WHAT YOU SHOULD DO:
Please rewrite the listing below with every "x-tick-label" changed to "horizontal-tick-label" and everything else unchanged. Leave the pictures out.
━━━━
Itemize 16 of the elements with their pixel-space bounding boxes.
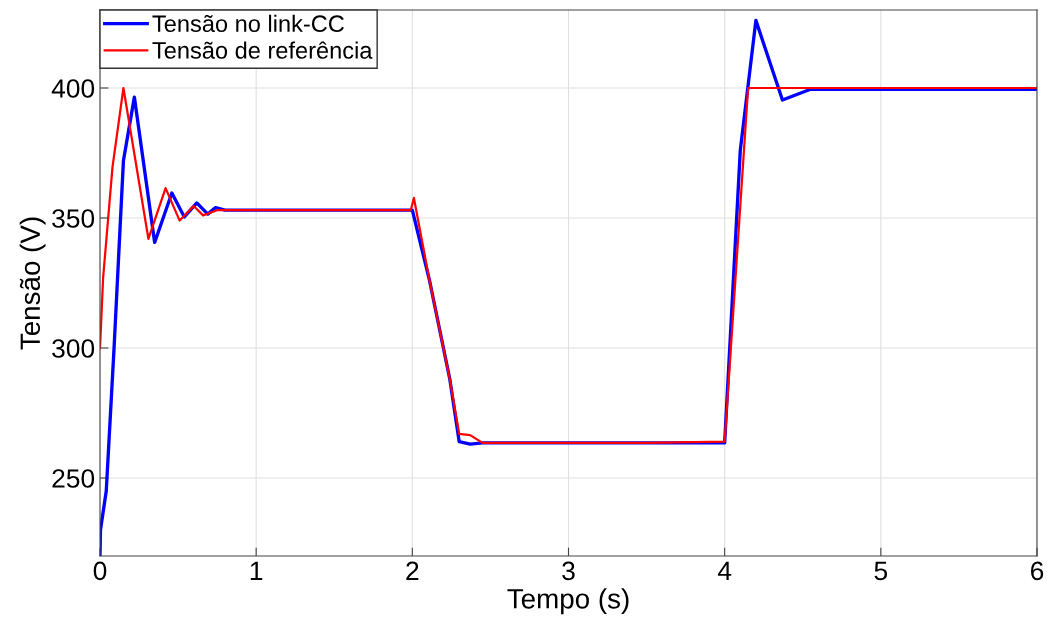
- legend-label: Tensão no link-CC: [152, 14, 344, 33]
- y-axis-title: Tensão (V): [19, 217, 46, 350]
- y-tick-label: 350: [52, 209, 95, 228]
- x-tick-label: 2: [406, 561, 419, 580]
- legend-label: Tensão de referência: [152, 41, 373, 59]
- x-tick-label: 0: [93, 561, 107, 581]
- y-tick-label: 250: [52, 469, 95, 488]
- x-tick-label: 1: [250, 561, 263, 580]
- x-tick-label: 3: [562, 561, 575, 581]
- x-tick-label: 4: [717, 561, 732, 580]
- x-tick-label: 6: [1031, 561, 1044, 581]
- y-tick-label: 400: [51, 79, 95, 98]
- line-series: [100, 86, 1037, 445]
- x-axis-title: Tempo (s): [507, 588, 629, 615]
- x-tick-label: 5: [874, 561, 888, 581]
- y-tick-label: 300: [52, 339, 95, 358]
━━━━
WORKED ANSWER:
Itemize 16 of the elements with their pixel-space bounding boxes.
- legend-label: Tensão no link-CC: [152, 14, 344, 33]
- y-axis-title: Tensão (V): [19, 217, 46, 350]
- y-tick-label: 350: [52, 209, 95, 228]
- horizontal-tick-label: 2: [406, 561, 419, 580]
- legend-label: Tensão de referência: [152, 41, 373, 59]
- horizontal-tick-label: 0: [93, 561, 107, 581]
- y-tick-label: 250: [52, 469, 95, 488]
- horizontal-tick-label: 1: [250, 561, 263, 580]
- horizontal-tick-label: 3: [562, 561, 575, 581]
- horizontal-tick-label: 4: [717, 561, 732, 580]
- horizontal-tick-label: 6: [1031, 561, 1044, 581]
- y-tick-label: 400: [51, 79, 95, 98]
- line-series: [100, 86, 1037, 445]
- x-axis-title: Tempo (s): [507, 588, 629, 615]
- horizontal-tick-label: 5: [874, 561, 888, 581]
- y-tick-label: 300: [52, 339, 95, 358]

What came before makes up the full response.